▶ [Problem]:
In your copy, reproduce the entries exactly as they are, minus the images.

▶ [Data listing]:
================
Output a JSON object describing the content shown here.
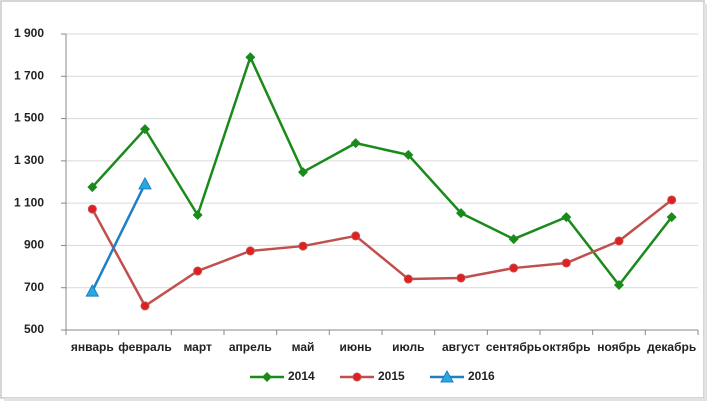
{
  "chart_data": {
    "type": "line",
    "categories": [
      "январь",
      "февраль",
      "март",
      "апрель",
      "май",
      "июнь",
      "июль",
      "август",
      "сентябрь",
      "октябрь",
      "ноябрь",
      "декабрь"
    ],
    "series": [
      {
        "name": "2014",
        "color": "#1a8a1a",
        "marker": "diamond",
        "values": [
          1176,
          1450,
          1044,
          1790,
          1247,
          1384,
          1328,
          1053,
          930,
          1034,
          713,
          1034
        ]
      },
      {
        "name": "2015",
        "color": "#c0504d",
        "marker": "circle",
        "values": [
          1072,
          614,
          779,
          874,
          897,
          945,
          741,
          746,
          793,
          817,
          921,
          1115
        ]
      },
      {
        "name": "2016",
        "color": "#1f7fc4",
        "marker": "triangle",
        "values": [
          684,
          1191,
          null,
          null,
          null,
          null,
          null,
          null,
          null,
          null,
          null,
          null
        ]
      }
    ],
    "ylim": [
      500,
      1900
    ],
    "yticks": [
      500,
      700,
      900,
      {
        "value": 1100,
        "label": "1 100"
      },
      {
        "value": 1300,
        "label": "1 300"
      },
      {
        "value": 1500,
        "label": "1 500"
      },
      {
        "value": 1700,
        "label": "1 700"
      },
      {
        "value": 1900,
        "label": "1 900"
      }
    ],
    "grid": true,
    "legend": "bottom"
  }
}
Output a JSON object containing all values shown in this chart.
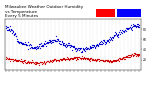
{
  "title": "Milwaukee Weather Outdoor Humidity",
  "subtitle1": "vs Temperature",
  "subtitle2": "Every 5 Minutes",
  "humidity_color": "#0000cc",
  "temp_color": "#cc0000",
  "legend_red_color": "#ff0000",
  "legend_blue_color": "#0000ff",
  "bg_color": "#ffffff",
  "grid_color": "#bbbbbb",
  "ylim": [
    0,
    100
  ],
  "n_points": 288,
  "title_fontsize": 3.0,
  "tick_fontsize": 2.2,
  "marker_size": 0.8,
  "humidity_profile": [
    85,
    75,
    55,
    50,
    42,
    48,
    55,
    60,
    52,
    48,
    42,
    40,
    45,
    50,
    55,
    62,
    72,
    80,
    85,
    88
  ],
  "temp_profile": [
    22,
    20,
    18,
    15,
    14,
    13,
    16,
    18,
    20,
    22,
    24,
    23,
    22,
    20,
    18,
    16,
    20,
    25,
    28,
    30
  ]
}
================
▶ [Exercise answer]:
Output a JSON object describing the content shown here.
{
  "chart_data": {
    "type": "line",
    "categories": [
      "январь",
      "февраль",
      "март",
      "апрель",
      "май",
      "июнь",
      "июль",
      "август",
      "сентябрь",
      "октябрь",
      "ноябрь",
      "декабрь"
    ],
    "series": [
      {
        "name": "2014",
        "color": "#1a8a1a",
        "marker": "diamond",
        "values": [
          1176,
          1450,
          1044,
          1790,
          1247,
          1384,
          1328,
          1053,
          930,
          1034,
          713,
          1034
        ]
      },
      {
        "name": "2015",
        "color": "#c0504d",
        "marker": "circle",
        "values": [
          1072,
          614,
          779,
          874,
          897,
          945,
          741,
          746,
          793,
          817,
          921,
          1115
        ]
      },
      {
        "name": "2016",
        "color": "#1f7fc4",
        "marker": "triangle",
        "values": [
          684,
          1191,
          null,
          null,
          null,
          null,
          null,
          null,
          null,
          null,
          null,
          null
        ]
      }
    ],
    "ylim": [
      500,
      1900
    ],
    "yticks": [
      500,
      700,
      900,
      {
        "value": 1100,
        "label": "1 100"
      },
      {
        "value": 1300,
        "label": "1 300"
      },
      {
        "value": 1500,
        "label": "1 500"
      },
      {
        "value": 1700,
        "label": "1 700"
      },
      {
        "value": 1900,
        "label": "1 900"
      }
    ],
    "grid": true,
    "legend": "bottom"
  }
}
Output a JSON object containing all values shown in this chart.
{
  "title": "Milwaukee Weather Outdoor Humidity",
  "subtitle1": "vs Temperature",
  "subtitle2": "Every 5 Minutes",
  "humidity_color": "#0000cc",
  "temp_color": "#cc0000",
  "legend_red_color": "#ff0000",
  "legend_blue_color": "#0000ff",
  "bg_color": "#ffffff",
  "grid_color": "#bbbbbb",
  "ylim": [
    0,
    100
  ],
  "n_points": 288,
  "title_fontsize": 3.0,
  "tick_fontsize": 2.2,
  "marker_size": 0.8,
  "humidity_profile": [
    85,
    75,
    55,
    50,
    42,
    48,
    55,
    60,
    52,
    48,
    42,
    40,
    45,
    50,
    55,
    62,
    72,
    80,
    85,
    88
  ],
  "temp_profile": [
    22,
    20,
    18,
    15,
    14,
    13,
    16,
    18,
    20,
    22,
    24,
    23,
    22,
    20,
    18,
    16,
    20,
    25,
    28,
    30
  ]
}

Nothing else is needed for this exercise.